### [Problem to solve]
Tell how many lines contain the word "tinggal". Reply with the number only.

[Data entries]
- - -
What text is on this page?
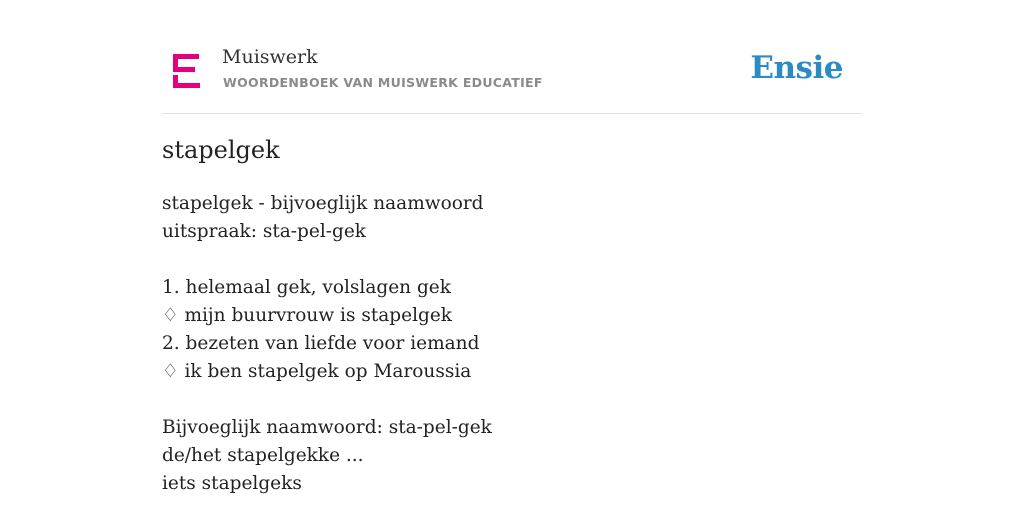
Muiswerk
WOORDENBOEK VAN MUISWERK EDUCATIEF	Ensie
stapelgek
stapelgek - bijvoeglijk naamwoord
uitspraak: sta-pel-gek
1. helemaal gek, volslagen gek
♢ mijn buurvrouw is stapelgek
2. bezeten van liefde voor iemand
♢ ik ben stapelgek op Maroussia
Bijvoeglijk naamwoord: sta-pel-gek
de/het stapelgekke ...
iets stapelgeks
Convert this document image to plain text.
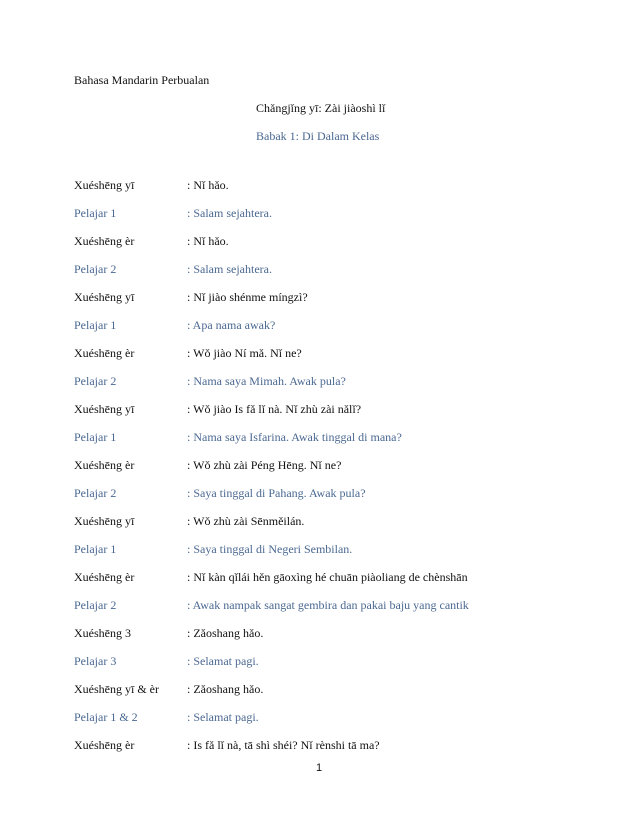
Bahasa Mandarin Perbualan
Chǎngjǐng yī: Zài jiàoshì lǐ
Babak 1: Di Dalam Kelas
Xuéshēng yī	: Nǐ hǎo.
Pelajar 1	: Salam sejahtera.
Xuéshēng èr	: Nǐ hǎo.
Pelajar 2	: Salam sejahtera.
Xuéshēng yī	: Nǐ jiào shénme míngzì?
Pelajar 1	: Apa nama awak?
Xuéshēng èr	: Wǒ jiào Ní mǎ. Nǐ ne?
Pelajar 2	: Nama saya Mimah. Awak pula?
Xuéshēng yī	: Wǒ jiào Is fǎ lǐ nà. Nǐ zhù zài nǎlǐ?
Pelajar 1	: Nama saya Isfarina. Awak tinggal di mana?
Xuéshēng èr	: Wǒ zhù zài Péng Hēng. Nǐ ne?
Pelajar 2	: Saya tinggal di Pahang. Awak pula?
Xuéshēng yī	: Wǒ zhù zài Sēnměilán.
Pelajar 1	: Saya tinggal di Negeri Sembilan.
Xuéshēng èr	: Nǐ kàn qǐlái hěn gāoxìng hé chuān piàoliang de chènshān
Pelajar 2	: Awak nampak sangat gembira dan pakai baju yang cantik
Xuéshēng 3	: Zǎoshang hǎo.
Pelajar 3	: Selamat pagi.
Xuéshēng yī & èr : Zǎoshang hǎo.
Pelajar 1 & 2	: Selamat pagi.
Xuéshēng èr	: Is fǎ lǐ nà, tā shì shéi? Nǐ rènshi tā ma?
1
- - -
### [Task solution]
3